**Stated exercise**. Pull each line holding "Payable" out of the entries below.
### Data to process
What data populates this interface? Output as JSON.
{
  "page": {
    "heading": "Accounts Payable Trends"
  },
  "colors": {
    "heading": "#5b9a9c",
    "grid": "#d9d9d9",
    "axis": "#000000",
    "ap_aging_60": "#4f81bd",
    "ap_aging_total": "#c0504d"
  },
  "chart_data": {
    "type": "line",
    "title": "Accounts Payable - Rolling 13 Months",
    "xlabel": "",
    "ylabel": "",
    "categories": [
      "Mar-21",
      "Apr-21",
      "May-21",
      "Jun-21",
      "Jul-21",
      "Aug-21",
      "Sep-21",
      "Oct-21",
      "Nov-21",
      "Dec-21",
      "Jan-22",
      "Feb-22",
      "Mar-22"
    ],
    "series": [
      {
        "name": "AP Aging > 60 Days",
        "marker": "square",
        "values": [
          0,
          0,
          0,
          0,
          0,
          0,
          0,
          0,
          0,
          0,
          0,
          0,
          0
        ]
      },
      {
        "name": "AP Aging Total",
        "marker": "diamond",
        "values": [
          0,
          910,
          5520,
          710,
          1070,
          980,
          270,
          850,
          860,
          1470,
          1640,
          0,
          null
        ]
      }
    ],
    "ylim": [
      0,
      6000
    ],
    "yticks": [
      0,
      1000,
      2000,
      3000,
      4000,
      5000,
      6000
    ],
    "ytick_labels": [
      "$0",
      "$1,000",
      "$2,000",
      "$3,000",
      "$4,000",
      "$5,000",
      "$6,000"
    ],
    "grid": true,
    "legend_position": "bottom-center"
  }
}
######
**Response to the task**.
    "heading": "Accounts Payable Trends"
    "title": "Accounts Payable - Rolling 13 Months",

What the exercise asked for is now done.